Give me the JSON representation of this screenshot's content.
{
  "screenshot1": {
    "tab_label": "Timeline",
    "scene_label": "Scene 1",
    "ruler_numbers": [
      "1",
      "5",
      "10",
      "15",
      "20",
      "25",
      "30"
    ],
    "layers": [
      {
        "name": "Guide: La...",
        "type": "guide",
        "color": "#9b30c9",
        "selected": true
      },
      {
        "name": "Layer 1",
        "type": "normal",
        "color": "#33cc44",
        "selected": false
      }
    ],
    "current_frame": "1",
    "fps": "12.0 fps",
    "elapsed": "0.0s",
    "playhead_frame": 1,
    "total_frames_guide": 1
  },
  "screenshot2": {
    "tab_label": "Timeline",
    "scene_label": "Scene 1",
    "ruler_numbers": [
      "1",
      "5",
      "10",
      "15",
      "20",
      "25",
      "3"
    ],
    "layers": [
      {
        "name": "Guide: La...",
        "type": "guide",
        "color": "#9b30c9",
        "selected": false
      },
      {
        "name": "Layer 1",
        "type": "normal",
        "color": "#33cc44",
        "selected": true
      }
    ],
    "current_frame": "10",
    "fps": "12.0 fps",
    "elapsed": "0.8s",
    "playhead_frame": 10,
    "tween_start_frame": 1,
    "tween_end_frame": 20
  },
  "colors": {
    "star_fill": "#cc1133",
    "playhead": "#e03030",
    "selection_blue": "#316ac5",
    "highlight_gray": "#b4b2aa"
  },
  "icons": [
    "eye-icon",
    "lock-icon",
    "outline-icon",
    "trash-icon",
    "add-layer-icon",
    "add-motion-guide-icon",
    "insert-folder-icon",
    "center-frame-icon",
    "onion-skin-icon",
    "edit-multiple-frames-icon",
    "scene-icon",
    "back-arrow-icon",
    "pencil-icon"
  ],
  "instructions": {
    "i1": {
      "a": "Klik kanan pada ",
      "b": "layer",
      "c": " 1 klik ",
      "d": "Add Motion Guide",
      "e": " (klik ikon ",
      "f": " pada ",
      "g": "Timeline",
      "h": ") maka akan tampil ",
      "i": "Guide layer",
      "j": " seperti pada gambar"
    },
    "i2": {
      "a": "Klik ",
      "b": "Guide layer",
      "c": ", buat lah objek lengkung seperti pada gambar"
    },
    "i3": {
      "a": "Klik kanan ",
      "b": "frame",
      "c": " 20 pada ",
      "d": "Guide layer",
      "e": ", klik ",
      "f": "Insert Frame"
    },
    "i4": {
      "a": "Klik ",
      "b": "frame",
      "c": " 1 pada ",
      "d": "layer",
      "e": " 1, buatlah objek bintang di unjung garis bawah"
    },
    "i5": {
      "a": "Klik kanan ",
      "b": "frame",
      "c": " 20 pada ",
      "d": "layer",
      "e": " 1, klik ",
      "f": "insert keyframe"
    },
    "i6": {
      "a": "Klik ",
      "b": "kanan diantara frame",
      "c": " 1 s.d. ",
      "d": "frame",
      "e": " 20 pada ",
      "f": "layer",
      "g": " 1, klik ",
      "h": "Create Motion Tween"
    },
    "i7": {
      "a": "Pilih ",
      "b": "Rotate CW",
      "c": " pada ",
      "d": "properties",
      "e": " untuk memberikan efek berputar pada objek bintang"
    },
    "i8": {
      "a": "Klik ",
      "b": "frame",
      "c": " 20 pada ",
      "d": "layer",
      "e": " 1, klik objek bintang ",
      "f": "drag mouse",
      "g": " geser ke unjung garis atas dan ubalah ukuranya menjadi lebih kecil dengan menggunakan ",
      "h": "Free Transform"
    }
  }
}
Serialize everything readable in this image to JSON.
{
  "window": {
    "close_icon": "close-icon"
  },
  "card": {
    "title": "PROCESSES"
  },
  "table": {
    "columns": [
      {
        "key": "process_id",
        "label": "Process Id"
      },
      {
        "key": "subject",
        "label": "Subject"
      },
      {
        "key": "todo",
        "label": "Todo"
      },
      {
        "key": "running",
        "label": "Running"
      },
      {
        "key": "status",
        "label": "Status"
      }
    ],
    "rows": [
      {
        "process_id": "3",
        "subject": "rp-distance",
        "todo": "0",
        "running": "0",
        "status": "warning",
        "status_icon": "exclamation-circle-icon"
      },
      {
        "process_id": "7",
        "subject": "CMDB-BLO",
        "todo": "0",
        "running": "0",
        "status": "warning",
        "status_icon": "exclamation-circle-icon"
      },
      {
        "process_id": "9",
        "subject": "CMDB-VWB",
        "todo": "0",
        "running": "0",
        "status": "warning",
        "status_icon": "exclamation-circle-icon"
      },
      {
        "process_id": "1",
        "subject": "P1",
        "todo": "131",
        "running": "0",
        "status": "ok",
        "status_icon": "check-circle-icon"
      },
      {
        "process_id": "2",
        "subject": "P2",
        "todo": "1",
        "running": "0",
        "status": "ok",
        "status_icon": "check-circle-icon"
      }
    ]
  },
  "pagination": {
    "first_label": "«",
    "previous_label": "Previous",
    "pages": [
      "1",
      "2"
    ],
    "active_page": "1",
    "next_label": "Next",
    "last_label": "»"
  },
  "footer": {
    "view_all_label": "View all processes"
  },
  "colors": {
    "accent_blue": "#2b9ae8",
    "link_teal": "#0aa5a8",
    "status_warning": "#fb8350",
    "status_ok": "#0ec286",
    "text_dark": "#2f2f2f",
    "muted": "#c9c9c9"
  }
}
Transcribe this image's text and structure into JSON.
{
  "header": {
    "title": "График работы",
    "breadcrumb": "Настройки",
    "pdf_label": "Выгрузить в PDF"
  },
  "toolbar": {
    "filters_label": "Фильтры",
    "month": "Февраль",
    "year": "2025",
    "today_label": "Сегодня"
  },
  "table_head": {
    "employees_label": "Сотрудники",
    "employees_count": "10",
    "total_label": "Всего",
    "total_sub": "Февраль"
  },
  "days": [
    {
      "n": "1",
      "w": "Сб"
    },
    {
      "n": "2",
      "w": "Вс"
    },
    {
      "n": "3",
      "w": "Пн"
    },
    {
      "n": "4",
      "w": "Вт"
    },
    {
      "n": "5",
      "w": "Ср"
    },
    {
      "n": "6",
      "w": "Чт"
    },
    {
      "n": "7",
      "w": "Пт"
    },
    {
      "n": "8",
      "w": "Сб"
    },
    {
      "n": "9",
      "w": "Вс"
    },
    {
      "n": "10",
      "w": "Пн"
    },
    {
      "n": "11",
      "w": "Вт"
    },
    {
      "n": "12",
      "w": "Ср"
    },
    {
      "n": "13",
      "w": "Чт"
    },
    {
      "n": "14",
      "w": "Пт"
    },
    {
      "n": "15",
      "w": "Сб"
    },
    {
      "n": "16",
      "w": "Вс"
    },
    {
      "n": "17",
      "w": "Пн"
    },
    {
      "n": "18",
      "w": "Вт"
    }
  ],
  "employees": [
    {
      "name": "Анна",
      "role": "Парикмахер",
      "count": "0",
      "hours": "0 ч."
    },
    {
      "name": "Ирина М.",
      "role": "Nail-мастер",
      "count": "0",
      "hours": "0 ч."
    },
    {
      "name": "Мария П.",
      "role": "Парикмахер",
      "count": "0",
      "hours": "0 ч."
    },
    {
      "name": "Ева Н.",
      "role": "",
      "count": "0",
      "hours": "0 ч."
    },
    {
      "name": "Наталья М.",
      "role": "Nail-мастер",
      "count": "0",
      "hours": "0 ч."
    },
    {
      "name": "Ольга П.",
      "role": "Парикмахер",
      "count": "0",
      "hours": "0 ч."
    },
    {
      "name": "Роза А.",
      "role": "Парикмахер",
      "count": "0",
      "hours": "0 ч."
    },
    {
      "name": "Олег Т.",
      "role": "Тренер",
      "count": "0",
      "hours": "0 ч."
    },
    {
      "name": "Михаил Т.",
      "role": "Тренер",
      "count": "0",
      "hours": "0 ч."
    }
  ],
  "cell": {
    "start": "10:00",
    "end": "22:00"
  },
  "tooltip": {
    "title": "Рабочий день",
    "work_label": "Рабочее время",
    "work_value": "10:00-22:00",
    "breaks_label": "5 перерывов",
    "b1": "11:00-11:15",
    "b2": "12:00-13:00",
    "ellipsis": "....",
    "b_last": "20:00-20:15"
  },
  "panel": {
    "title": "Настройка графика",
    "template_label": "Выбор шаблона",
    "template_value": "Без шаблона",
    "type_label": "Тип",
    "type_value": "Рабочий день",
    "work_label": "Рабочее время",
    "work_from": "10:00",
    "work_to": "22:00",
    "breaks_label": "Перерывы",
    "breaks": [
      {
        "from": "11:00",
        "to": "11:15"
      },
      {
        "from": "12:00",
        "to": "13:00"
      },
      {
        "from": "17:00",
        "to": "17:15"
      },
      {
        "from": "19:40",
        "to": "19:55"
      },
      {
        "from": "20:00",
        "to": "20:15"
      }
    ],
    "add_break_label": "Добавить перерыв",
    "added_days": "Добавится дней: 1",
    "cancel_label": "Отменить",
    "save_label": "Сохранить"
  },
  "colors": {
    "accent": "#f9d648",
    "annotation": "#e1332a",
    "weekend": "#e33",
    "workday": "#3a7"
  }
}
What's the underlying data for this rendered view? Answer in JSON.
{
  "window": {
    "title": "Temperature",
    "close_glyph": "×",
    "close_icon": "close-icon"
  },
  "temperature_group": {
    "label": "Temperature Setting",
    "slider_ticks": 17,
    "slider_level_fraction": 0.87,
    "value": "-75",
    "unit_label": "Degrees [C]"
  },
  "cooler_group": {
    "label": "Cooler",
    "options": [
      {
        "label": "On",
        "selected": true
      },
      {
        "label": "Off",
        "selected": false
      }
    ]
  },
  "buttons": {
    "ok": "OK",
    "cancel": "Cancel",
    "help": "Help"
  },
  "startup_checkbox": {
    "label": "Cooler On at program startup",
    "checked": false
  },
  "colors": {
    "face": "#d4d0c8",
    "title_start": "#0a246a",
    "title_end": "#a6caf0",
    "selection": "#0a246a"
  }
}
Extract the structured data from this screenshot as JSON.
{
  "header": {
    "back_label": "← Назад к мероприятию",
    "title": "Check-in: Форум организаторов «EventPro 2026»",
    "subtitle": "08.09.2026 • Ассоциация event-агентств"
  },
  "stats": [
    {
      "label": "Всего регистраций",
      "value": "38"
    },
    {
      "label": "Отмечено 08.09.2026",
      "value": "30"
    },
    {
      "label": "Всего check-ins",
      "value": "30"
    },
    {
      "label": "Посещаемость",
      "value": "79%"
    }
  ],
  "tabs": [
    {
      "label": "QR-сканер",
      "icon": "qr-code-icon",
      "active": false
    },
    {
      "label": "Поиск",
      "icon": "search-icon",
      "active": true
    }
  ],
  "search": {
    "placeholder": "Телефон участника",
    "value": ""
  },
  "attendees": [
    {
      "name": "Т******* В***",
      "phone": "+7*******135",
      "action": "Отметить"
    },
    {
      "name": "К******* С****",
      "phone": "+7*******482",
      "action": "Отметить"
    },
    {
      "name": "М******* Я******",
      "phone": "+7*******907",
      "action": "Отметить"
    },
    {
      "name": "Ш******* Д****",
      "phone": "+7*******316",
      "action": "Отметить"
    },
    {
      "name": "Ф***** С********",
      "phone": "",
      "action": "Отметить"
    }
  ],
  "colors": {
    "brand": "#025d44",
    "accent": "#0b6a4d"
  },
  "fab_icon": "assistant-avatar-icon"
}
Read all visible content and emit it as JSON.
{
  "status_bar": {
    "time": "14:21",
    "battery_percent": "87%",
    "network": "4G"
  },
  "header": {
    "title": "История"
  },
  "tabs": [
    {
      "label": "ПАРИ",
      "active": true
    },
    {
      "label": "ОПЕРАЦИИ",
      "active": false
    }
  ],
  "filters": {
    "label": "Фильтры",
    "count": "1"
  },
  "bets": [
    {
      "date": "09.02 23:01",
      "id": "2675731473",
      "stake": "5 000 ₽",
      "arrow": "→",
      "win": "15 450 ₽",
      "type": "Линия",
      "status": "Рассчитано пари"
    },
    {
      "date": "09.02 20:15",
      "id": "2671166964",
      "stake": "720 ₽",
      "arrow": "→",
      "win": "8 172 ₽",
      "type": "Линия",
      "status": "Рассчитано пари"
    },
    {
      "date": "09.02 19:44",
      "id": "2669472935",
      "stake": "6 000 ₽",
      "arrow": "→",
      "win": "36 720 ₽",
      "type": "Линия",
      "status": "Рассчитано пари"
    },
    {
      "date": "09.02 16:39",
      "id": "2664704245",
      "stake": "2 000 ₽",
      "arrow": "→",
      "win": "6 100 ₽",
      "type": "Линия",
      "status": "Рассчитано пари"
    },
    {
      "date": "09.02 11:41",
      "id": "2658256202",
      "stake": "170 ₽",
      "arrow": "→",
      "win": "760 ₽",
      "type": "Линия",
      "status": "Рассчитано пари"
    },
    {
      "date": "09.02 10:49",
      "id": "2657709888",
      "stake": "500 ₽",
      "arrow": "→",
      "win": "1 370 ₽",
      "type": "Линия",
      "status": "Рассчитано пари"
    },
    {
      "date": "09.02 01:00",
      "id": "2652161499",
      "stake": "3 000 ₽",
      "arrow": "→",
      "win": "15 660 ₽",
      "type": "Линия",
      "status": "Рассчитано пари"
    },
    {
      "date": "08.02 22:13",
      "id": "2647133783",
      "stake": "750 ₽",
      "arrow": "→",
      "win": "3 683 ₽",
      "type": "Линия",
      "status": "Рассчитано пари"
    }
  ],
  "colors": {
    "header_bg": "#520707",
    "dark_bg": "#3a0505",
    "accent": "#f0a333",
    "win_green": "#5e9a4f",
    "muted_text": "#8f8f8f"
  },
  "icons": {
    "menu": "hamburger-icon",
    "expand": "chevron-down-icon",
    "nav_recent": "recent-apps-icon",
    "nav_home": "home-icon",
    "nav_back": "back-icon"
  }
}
***
STATED GOAL = Copy out every line of the listing that contains the string "content".

THE COMPLETED TASK =
Give me the JSON representation of this screenshot's content.
Read all visible content and emit it as JSON.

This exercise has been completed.